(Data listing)

------------------------------------------------------------

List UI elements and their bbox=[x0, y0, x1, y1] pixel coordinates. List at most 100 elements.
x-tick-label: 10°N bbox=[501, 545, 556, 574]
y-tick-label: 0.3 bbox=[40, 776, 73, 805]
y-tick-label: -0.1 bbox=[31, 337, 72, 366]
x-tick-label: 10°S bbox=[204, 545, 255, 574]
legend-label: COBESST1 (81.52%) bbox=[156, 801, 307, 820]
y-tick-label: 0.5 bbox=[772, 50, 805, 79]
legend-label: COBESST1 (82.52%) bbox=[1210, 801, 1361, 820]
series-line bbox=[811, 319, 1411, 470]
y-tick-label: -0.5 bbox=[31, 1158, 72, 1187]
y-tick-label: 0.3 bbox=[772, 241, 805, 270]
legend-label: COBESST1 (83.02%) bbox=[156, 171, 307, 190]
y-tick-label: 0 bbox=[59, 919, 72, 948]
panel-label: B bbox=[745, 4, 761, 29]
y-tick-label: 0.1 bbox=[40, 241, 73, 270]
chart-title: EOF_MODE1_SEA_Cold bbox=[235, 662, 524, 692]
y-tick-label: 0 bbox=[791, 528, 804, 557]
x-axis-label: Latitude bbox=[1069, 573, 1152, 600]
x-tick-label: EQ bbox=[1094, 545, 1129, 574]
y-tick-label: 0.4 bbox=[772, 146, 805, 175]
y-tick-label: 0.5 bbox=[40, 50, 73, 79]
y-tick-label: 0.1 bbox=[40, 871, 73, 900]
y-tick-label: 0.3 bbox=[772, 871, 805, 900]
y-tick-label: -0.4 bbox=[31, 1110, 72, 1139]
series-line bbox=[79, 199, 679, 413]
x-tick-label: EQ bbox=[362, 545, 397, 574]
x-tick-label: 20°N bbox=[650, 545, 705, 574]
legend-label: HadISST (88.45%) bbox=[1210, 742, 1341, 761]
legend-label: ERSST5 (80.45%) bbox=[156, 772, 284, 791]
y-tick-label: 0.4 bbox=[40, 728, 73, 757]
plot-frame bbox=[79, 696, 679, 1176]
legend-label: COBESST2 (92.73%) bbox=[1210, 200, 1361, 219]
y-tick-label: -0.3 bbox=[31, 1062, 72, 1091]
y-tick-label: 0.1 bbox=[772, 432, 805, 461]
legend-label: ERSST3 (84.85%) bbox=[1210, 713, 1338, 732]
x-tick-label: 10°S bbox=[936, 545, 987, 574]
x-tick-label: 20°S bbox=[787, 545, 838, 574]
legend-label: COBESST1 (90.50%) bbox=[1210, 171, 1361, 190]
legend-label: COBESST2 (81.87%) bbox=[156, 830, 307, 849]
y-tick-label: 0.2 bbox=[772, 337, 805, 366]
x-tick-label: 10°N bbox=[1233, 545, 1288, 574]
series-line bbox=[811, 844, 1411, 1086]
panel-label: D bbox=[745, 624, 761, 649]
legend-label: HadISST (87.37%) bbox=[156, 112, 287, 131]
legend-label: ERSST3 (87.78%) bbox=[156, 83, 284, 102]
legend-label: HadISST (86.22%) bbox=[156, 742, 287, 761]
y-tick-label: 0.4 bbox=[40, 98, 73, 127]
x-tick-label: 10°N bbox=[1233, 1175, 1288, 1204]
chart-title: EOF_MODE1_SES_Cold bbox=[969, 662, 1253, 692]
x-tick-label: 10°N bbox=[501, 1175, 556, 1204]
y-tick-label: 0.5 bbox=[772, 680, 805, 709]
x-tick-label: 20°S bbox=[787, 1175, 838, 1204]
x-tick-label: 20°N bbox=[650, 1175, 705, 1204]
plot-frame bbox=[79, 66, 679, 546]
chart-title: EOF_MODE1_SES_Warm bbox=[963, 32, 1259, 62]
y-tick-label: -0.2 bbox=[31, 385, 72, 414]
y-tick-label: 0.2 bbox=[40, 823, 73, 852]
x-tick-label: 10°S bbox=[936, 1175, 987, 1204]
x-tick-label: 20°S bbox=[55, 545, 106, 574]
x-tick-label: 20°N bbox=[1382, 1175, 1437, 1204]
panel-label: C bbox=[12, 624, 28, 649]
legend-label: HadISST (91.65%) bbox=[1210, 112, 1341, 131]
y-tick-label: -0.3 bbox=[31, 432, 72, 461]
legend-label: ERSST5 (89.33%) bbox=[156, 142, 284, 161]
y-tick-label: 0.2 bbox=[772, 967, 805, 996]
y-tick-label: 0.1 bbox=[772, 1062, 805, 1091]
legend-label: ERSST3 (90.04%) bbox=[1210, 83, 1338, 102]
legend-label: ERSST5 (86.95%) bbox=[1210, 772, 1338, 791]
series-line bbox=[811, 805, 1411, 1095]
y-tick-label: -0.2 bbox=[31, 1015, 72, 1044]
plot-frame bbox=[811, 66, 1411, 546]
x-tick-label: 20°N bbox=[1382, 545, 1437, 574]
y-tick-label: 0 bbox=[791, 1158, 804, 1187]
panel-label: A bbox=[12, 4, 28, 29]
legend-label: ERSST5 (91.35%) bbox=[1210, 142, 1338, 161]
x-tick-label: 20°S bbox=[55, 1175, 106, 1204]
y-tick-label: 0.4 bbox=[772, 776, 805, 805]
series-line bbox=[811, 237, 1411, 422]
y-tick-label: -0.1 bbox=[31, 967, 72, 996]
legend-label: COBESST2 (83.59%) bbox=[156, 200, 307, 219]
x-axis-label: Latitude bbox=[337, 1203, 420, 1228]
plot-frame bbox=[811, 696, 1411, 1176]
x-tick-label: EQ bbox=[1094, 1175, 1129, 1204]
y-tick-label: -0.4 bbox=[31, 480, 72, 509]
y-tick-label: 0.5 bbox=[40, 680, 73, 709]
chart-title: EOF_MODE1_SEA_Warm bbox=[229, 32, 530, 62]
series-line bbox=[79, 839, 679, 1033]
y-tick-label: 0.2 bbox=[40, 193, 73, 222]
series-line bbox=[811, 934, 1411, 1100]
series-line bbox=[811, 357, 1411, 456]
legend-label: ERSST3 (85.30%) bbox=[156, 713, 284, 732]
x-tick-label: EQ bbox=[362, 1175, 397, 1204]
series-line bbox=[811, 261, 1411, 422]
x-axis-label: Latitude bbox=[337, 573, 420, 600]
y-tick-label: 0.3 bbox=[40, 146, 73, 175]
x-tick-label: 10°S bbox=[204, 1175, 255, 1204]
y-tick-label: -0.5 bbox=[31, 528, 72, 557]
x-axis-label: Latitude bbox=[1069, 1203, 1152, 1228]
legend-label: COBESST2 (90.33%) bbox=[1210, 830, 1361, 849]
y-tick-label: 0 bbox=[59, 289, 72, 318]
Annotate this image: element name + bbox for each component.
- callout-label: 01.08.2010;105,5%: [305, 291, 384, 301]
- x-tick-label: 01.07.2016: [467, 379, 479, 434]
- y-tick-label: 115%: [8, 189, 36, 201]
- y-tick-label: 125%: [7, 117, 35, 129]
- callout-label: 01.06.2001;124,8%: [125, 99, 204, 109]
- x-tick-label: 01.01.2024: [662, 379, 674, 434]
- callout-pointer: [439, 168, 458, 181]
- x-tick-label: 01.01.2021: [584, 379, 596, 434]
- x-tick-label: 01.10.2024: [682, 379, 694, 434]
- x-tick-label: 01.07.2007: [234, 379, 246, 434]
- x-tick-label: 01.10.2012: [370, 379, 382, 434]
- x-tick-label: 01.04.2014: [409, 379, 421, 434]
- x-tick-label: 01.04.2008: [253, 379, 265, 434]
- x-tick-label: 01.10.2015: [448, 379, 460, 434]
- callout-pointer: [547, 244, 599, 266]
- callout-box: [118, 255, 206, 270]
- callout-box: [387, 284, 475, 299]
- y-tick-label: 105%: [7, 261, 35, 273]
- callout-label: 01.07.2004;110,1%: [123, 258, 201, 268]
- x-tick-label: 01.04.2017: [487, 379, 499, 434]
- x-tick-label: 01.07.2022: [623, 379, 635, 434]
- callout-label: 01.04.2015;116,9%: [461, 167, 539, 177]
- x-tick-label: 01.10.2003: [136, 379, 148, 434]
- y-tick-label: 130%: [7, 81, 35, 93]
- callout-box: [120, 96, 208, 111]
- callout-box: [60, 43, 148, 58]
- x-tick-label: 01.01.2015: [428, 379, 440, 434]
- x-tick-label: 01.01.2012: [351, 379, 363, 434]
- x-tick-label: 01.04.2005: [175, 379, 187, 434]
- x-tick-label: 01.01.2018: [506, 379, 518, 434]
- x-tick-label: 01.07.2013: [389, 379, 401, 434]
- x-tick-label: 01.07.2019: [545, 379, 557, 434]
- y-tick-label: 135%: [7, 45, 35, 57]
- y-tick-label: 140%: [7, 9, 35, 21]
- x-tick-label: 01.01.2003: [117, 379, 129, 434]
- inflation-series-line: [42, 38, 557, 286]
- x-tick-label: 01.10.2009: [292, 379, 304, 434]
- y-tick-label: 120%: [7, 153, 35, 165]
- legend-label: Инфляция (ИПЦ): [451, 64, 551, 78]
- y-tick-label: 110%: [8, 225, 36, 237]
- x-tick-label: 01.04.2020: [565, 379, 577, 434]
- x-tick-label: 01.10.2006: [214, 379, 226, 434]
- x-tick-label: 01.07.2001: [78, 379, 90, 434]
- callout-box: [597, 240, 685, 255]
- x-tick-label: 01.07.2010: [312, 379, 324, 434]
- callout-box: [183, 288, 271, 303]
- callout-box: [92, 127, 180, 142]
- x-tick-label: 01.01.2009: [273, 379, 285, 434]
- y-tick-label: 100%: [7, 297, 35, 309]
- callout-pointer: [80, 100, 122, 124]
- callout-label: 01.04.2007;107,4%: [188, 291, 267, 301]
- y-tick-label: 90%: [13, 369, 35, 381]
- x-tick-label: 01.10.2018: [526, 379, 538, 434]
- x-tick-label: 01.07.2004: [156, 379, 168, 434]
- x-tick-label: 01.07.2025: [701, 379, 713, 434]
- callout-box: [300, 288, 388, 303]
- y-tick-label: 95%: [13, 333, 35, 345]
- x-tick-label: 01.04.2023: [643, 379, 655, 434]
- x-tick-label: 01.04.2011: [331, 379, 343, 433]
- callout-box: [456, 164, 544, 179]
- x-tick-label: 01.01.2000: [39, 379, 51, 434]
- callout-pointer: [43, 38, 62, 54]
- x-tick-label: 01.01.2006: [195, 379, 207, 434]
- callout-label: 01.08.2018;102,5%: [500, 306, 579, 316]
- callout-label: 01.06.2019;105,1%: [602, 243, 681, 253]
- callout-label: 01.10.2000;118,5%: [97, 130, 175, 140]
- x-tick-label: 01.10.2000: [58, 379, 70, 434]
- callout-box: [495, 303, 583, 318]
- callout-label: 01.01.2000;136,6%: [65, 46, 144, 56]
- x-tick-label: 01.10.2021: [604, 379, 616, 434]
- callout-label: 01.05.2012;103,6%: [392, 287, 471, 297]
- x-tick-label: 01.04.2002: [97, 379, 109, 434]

------------------------------------------------------------

**WHAT THE TASK REQUIRES:** Please put every line from the start of the records down through the line containing "chart-title: EOF_MODE1_SES_Cold bbox=[969, 662, 1253, 692]" into a JSON list of strings, one string per line, skipping blank lines.

**SOLVED PROBLEM:**
[
  "List UI elements and their bbox=[x0, y0, x1, y1] pixel coordinates. List at most 100 elements.",
  "x-tick-label: 10°N bbox=[501, 545, 556, 574]",
  "y-tick-label: 0.3 bbox=[40, 776, 73, 805]",
  "y-tick-label: -0.1 bbox=[31, 337, 72, 366]",
  "x-tick-label: 10°S bbox=[204, 545, 255, 574]",
  "legend-label: COBESST1 (81.52%) bbox=[156, 801, 307, 820]",
  "y-tick-label: 0.5 bbox=[772, 50, 805, 79]",
  "legend-label: COBESST1 (82.52%) bbox=[1210, 801, 1361, 820]",
  "series-line bbox=[811, 319, 1411, 470]",
  "y-tick-label: -0.5 bbox=[31, 1158, 72, 1187]",
  "y-tick-label: 0.3 bbox=[772, 241, 805, 270]",
  "legend-label: COBESST1 (83.02%) bbox=[156, 171, 307, 190]",
  "y-tick-label: 0 bbox=[59, 919, 72, 948]",
  "panel-label: B bbox=[745, 4, 761, 29]",
  "y-tick-label: 0.1 bbox=[40, 241, 73, 270]",
  "chart-title: EOF_MODE1_SEA_Cold bbox=[235, 662, 524, 692]",
  "y-tick-label: 0 bbox=[791, 528, 804, 557]",
  "x-axis-label: Latitude bbox=[1069, 573, 1152, 600]",
  "x-tick-label: EQ bbox=[1094, 545, 1129, 574]",
  "y-tick-label: 0.4 bbox=[772, 146, 805, 175]",
  "y-tick-label: 0.5 bbox=[40, 50, 73, 79]",
  "y-tick-label: 0.1 bbox=[40, 871, 73, 900]",
  "y-tick-label: 0.3 bbox=[772, 871, 805, 900]",
  "y-tick-label: -0.4 bbox=[31, 1110, 72, 1139]",
  "series-line bbox=[79, 199, 679, 413]",
  "x-tick-label: EQ bbox=[362, 545, 397, 574]",
  "x-tick-label: 20°N bbox=[650, 545, 705, 574]",
  "legend-label: HadISST (88.45%) bbox=[1210, 742, 1341, 761]",
  "legend-label: ERSST5 (80.45%) bbox=[156, 772, 284, 791]",
  "y-tick-label: 0.4 bbox=[40, 728, 73, 757]",
  "plot-frame bbox=[79, 696, 679, 1176]",
  "legend-label: COBESST2 (92.73%) bbox=[1210, 200, 1361, 219]",
  "y-tick-label: -0.3 bbox=[31, 1062, 72, 1091]",
  "y-tick-label: 0.1 bbox=[772, 432, 805, 461]",
  "legend-label: ERSST3 (84.85%) bbox=[1210, 713, 1338, 732]",
  "x-tick-label: 10°S bbox=[936, 545, 987, 574]",
  "x-tick-label: 20°S bbox=[787, 545, 838, 574]",
  "legend-label: COBESST1 (90.50%) bbox=[1210, 171, 1361, 190]",
  "legend-label: COBESST2 (81.87%) bbox=[156, 830, 307, 849]",
  "y-tick-label: 0.2 bbox=[772, 337, 805, 366]",
  "x-tick-label: 10°N bbox=[1233, 545, 1288, 574]",
  "series-line bbox=[811, 844, 1411, 1086]",
  "panel-label: D bbox=[745, 624, 761, 649]",
  "legend-label: HadISST (87.37%) bbox=[156, 112, 287, 131]",
  "legend-label: ERSST3 (87.78%) bbox=[156, 83, 284, 102]",
  "legend-label: HadISST (86.22%) bbox=[156, 742, 287, 761]",
  "y-tick-label: 0.4 bbox=[40, 98, 73, 127]",
  "x-tick-label: 10°N bbox=[1233, 1175, 1288, 1204]",
  "chart-title: EOF_MODE1_SES_Cold bbox=[969, 662, 1253, 692]"
]